Objective: The listing below should be copied in full, word for word.

■ ■ ■ ■ ■ ■ ■

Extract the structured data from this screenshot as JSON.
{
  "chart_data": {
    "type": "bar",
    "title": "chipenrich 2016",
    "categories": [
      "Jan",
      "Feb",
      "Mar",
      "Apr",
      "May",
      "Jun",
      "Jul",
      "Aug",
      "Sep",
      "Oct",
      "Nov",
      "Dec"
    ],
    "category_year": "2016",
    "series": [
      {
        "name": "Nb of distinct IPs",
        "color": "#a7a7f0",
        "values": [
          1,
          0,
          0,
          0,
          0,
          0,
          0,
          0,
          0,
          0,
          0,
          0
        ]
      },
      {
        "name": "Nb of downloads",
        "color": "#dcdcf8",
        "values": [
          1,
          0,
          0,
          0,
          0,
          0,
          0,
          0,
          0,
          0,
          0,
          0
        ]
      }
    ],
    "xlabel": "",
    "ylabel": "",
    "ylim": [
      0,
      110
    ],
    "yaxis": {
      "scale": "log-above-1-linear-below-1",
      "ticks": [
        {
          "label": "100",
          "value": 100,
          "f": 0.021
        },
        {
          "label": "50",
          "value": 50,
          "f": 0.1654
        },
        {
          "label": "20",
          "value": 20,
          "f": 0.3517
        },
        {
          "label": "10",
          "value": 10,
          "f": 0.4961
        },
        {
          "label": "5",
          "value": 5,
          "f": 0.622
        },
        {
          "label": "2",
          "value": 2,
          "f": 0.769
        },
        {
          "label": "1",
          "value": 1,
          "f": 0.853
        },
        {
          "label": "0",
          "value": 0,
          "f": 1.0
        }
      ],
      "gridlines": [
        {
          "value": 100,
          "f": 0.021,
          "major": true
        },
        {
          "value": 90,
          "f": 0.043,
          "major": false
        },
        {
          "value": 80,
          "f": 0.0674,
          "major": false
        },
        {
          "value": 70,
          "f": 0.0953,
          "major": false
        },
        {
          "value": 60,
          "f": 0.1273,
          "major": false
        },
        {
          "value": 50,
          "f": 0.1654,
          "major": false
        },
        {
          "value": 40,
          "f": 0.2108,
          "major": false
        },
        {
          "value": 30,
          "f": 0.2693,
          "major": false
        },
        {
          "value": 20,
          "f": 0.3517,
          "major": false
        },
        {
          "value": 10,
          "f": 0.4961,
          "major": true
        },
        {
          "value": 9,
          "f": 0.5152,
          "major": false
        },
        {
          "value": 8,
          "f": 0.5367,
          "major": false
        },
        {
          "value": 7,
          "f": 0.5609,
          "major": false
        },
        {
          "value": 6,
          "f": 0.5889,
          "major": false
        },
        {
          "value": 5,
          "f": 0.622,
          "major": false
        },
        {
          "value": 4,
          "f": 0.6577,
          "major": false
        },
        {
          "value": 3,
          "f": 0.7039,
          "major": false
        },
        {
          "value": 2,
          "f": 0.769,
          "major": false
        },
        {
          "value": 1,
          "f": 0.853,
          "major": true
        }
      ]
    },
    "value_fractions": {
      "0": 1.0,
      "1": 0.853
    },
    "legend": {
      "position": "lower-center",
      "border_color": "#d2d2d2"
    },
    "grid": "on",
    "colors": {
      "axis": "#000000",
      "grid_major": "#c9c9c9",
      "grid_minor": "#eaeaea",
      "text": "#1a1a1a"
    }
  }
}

■ ■ ■ ■ ■ ■ ■

Output below:
Extract the structured data from this screenshot as JSON.
{
  "chart_data": {
    "type": "bar",
    "title": "chipenrich 2016",
    "categories": [
      "Jan",
      "Feb",
      "Mar",
      "Apr",
      "May",
      "Jun",
      "Jul",
      "Aug",
      "Sep",
      "Oct",
      "Nov",
      "Dec"
    ],
    "category_year": "2016",
    "series": [
      {
        "name": "Nb of distinct IPs",
        "color": "#a7a7f0",
        "values": [
          1,
          0,
          0,
          0,
          0,
          0,
          0,
          0,
          0,
          0,
          0,
          0
        ]
      },
      {
        "name": "Nb of downloads",
        "color": "#dcdcf8",
        "values": [
          1,
          0,
          0,
          0,
          0,
          0,
          0,
          0,
          0,
          0,
          0,
          0
        ]
      }
    ],
    "xlabel": "",
    "ylabel": "",
    "ylim": [
      0,
      110
    ],
    "yaxis": {
      "scale": "log-above-1-linear-below-1",
      "ticks": [
        {
          "label": "100",
          "value": 100,
          "f": 0.021
        },
        {
          "label": "50",
          "value": 50,
          "f": 0.1654
        },
        {
          "label": "20",
          "value": 20,
          "f": 0.3517
        },
        {
          "label": "10",
          "value": 10,
          "f": 0.4961
        },
        {
          "label": "5",
          "value": 5,
          "f": 0.622
        },
        {
          "label": "2",
          "value": 2,
          "f": 0.769
        },
        {
          "label": "1",
          "value": 1,
          "f": 0.853
        },
        {
          "label": "0",
          "value": 0,
          "f": 1.0
        }
      ],
      "gridlines": [
        {
          "value": 100,
          "f": 0.021,
          "major": true
        },
        {
          "value": 90,
          "f": 0.043,
          "major": false
        },
        {
          "value": 80,
          "f": 0.0674,
          "major": false
        },
        {
          "value": 70,
          "f": 0.0953,
          "major": false
        },
        {
          "value": 60,
          "f": 0.1273,
          "major": false
        },
        {
          "value": 50,
          "f": 0.1654,
          "major": false
        },
        {
          "value": 40,
          "f": 0.2108,
          "major": false
        },
        {
          "value": 30,
          "f": 0.2693,
          "major": false
        },
        {
          "value": 20,
          "f": 0.3517,
          "major": false
        },
        {
          "value": 10,
          "f": 0.4961,
          "major": true
        },
        {
          "value": 9,
          "f": 0.5152,
          "major": false
        },
        {
          "value": 8,
          "f": 0.5367,
          "major": false
        },
        {
          "value": 7,
          "f": 0.5609,
          "major": false
        },
        {
          "value": 6,
          "f": 0.5889,
          "major": false
        },
        {
          "value": 5,
          "f": 0.622,
          "major": false
        },
        {
          "value": 4,
          "f": 0.6577,
          "major": false
        },
        {
          "value": 3,
          "f": 0.7039,
          "major": false
        },
        {
          "value": 2,
          "f": 0.769,
          "major": false
        },
        {
          "value": 1,
          "f": 0.853,
          "major": true
        }
      ]
    },
    "value_fractions": {
      "0": 1.0,
      "1": 0.853
    },
    "legend": {
      "position": "lower-center",
      "border_color": "#d2d2d2"
    },
    "grid": "on",
    "colors": {
      "axis": "#000000",
      "grid_major": "#c9c9c9",
      "grid_minor": "#eaeaea",
      "text": "#1a1a1a"
    }
  }
}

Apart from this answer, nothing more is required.